### Problem details
Reproduce the material verbatim, from its first line through the line containing "button[interactable]: Send [2383, 1434, 2419, 1476]", both ends included.

━━ Dataset rows ━━

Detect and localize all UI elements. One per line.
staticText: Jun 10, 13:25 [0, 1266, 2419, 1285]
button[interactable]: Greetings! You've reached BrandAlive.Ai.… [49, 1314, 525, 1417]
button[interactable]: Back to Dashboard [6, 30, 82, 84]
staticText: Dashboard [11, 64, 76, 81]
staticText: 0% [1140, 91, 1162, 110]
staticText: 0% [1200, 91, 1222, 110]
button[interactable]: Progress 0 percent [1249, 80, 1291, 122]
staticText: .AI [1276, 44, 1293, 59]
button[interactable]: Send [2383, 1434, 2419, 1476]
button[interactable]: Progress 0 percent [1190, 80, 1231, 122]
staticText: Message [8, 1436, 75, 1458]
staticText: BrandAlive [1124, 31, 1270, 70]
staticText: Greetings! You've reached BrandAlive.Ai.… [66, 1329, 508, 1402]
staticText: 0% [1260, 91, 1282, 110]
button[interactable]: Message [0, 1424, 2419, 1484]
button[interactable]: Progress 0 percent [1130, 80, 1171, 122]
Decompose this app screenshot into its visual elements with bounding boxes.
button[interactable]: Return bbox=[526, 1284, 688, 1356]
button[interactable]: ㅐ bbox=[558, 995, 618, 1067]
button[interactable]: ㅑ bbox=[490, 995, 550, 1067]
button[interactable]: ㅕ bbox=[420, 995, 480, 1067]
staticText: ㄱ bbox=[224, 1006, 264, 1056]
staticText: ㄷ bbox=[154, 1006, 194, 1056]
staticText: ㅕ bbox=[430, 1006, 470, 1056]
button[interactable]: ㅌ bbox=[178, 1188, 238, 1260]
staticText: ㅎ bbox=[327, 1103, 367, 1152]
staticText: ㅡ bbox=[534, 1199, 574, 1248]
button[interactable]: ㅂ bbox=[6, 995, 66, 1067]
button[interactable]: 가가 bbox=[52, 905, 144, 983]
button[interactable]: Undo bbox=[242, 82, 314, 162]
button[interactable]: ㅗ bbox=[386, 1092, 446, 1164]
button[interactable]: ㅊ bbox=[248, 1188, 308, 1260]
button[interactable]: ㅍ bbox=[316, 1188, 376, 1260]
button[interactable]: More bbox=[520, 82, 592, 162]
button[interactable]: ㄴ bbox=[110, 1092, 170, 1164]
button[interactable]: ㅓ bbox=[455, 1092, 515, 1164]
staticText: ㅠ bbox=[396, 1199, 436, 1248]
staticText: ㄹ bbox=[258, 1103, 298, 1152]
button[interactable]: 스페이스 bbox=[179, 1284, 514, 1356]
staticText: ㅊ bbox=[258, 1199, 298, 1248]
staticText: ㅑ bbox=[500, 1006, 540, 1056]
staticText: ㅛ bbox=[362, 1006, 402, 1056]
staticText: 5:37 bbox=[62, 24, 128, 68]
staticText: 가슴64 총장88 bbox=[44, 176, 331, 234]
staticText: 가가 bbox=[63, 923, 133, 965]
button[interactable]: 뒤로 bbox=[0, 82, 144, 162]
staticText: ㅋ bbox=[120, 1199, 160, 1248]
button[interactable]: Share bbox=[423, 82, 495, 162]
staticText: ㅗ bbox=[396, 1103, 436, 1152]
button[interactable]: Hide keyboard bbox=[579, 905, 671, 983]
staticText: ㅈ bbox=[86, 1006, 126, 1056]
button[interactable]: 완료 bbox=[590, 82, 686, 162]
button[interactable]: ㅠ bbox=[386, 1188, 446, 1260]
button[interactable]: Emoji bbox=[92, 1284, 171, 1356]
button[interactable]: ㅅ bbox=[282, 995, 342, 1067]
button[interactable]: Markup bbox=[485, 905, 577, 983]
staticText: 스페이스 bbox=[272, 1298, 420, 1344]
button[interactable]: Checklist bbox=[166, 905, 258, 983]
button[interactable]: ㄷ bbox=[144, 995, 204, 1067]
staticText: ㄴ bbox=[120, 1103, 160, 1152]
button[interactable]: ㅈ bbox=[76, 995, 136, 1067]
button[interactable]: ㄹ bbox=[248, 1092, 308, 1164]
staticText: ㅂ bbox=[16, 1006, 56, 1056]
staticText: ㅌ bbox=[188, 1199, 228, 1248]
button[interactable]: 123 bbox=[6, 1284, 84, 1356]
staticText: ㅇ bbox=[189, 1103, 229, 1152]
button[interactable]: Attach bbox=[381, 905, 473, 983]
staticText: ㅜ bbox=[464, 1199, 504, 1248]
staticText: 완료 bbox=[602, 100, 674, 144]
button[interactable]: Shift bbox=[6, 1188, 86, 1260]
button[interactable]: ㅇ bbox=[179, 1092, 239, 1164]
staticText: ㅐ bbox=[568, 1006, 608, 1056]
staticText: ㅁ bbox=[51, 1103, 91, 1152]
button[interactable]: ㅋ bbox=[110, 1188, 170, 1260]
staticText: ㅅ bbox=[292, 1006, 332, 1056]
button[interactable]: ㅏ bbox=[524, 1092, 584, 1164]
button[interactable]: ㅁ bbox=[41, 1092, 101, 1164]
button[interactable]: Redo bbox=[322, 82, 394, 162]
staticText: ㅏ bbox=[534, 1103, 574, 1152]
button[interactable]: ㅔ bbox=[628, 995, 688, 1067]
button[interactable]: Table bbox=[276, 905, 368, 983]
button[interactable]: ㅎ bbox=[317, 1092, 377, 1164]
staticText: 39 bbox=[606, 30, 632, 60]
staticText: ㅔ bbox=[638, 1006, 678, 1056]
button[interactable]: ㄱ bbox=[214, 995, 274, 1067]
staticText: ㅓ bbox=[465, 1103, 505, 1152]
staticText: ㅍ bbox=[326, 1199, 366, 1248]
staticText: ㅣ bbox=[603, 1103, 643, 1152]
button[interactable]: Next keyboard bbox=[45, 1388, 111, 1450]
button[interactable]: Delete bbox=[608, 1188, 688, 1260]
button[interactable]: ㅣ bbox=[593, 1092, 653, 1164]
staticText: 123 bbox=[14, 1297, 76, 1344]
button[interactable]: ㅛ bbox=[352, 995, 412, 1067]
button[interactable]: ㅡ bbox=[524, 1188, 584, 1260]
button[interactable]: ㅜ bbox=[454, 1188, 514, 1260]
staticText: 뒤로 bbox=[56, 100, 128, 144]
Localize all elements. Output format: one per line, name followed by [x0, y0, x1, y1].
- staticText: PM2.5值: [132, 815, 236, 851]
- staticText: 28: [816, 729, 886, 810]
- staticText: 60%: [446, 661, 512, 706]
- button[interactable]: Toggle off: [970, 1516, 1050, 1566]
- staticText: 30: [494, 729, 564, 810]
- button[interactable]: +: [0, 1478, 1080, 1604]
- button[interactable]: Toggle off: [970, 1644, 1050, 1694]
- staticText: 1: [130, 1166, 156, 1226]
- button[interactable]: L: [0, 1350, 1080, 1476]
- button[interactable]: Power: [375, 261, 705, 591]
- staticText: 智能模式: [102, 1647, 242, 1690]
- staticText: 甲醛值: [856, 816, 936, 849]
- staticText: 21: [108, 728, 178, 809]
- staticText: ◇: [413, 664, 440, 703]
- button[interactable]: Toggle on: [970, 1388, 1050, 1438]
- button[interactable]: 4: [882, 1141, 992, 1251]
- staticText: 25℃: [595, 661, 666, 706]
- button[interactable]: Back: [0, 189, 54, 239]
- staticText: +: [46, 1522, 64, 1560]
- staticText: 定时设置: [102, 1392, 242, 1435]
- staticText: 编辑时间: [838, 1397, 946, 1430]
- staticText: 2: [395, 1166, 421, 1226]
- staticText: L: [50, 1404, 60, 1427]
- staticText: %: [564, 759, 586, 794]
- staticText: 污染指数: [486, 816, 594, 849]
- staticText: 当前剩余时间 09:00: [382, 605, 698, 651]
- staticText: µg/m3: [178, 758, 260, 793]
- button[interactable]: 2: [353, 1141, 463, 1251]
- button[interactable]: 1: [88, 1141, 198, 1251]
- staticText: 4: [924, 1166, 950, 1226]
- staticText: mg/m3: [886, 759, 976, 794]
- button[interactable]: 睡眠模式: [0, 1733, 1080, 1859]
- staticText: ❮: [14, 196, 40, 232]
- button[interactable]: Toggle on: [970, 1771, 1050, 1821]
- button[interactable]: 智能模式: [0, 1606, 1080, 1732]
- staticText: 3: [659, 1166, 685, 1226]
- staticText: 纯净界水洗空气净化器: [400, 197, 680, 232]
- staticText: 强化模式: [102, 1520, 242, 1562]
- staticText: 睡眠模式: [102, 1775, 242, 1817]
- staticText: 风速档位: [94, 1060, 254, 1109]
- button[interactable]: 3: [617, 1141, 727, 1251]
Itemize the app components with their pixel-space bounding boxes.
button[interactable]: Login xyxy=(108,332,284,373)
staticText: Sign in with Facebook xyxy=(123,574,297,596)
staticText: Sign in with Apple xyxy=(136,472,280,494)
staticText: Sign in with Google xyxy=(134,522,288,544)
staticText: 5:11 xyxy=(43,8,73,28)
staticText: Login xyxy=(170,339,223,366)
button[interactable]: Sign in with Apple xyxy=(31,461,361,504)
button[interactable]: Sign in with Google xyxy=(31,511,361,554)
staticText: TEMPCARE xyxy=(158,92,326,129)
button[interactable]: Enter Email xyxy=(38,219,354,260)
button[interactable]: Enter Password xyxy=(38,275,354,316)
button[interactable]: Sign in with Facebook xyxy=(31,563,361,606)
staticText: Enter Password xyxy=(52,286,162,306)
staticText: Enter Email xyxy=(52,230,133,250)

━━━

### The reply
Detect and localize all UI elements. One per line.
staticText: Jun 10, 13:25 [0, 1266, 2419, 1285]
button[interactable]: Greetings! You've reached BrandAlive.Ai.… [49, 1314, 525, 1417]
button[interactable]: Back to Dashboard [6, 30, 82, 84]
staticText: Dashboard [11, 64, 76, 81]
staticText: 0% [1140, 91, 1162, 110]
staticText: 0% [1200, 91, 1222, 110]
button[interactable]: Progress 0 percent [1249, 80, 1291, 122]
staticText: .AI [1276, 44, 1293, 59]
button[interactable]: Send [2383, 1434, 2419, 1476]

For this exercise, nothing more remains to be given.